### The input:
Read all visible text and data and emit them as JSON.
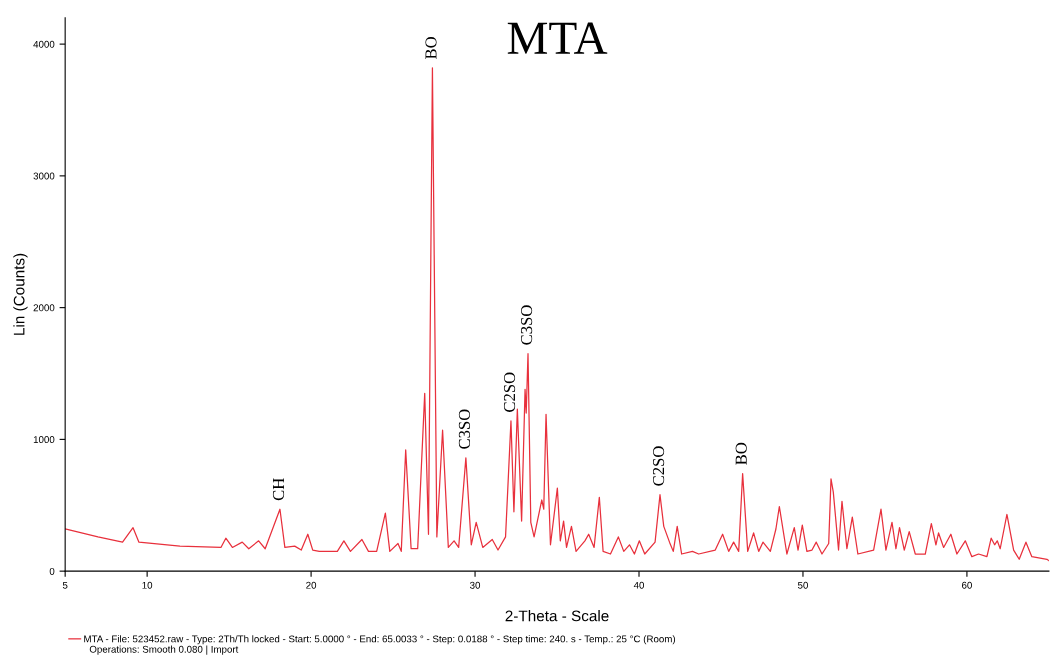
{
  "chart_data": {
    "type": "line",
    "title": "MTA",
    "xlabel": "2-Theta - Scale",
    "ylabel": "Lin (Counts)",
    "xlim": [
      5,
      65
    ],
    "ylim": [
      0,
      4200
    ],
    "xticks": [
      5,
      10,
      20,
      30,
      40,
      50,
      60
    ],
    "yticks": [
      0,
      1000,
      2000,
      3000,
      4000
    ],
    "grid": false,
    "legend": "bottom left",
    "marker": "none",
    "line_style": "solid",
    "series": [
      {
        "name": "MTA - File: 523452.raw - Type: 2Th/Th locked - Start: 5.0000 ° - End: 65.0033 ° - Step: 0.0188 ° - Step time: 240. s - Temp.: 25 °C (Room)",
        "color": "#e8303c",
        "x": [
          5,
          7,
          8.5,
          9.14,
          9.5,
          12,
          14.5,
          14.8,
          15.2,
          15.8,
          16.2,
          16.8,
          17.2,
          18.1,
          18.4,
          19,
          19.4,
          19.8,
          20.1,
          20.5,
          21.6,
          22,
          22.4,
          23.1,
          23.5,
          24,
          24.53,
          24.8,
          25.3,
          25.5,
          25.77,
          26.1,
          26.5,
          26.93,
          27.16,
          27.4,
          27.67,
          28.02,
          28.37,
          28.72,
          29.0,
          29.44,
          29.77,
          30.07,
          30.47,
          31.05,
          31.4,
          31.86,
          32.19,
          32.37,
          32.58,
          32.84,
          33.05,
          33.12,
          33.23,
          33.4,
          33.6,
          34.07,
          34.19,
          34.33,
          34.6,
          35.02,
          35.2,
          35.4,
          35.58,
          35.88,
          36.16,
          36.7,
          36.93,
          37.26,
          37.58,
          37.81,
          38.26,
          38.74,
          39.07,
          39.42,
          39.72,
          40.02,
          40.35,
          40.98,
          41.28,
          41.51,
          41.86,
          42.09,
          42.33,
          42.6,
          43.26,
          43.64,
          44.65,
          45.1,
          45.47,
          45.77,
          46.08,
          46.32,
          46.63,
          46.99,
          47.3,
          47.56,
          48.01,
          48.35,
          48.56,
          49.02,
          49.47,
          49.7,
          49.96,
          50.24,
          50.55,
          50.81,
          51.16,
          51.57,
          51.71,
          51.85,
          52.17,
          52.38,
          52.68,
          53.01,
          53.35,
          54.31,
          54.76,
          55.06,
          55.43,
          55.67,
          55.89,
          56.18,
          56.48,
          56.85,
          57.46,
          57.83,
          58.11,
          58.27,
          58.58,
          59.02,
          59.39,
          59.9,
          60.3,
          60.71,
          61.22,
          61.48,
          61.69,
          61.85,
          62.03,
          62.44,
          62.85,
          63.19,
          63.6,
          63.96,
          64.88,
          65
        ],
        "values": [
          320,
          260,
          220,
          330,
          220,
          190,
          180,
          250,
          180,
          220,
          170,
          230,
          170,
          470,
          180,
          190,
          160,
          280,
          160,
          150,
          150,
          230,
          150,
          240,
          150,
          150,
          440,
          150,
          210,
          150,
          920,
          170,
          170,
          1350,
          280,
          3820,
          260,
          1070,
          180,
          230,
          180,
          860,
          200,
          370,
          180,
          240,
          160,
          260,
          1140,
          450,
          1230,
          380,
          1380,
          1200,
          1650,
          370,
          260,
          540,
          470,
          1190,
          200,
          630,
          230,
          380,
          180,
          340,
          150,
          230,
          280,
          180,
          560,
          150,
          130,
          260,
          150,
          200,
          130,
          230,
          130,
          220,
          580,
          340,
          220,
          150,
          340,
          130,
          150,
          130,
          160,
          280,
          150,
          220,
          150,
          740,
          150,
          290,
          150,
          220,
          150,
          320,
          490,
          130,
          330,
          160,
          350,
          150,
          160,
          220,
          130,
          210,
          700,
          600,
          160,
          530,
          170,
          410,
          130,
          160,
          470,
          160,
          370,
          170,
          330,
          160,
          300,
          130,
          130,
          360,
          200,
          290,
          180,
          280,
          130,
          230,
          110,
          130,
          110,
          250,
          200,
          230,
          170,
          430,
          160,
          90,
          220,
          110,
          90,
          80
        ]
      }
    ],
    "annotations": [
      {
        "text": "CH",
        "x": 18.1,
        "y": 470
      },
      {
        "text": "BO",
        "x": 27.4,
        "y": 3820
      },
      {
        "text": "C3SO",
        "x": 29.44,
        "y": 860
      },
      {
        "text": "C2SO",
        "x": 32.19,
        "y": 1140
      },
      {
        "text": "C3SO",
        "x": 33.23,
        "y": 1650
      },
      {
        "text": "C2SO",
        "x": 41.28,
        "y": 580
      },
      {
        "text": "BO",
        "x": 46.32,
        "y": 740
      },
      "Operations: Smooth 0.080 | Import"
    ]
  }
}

* * *

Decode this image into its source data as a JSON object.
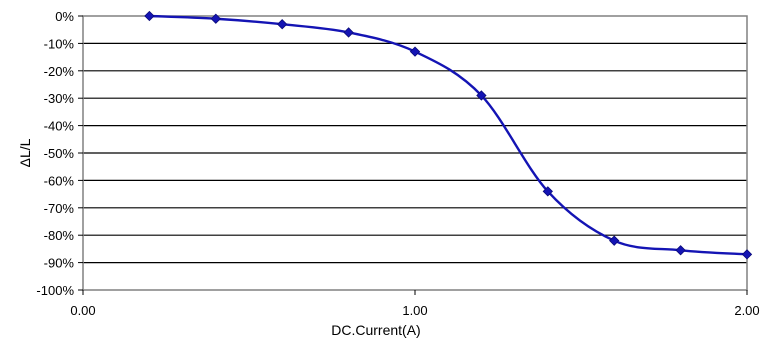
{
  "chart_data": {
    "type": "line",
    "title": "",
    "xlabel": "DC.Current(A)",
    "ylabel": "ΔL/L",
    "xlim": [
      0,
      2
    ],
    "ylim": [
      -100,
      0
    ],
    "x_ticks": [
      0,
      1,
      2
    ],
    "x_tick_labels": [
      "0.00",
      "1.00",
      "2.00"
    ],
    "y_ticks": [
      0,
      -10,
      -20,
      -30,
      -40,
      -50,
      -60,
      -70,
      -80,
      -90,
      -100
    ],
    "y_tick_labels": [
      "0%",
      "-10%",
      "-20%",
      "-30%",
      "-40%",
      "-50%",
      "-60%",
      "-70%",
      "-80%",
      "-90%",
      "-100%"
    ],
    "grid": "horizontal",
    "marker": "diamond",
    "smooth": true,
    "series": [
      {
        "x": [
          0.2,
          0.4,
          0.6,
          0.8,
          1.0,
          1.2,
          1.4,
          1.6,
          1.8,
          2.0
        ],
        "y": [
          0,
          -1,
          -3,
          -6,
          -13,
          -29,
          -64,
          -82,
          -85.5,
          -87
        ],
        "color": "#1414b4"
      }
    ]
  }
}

### Short problem:
Only a number is wanted: how many lines above include "JSON"?

### Complete response:
2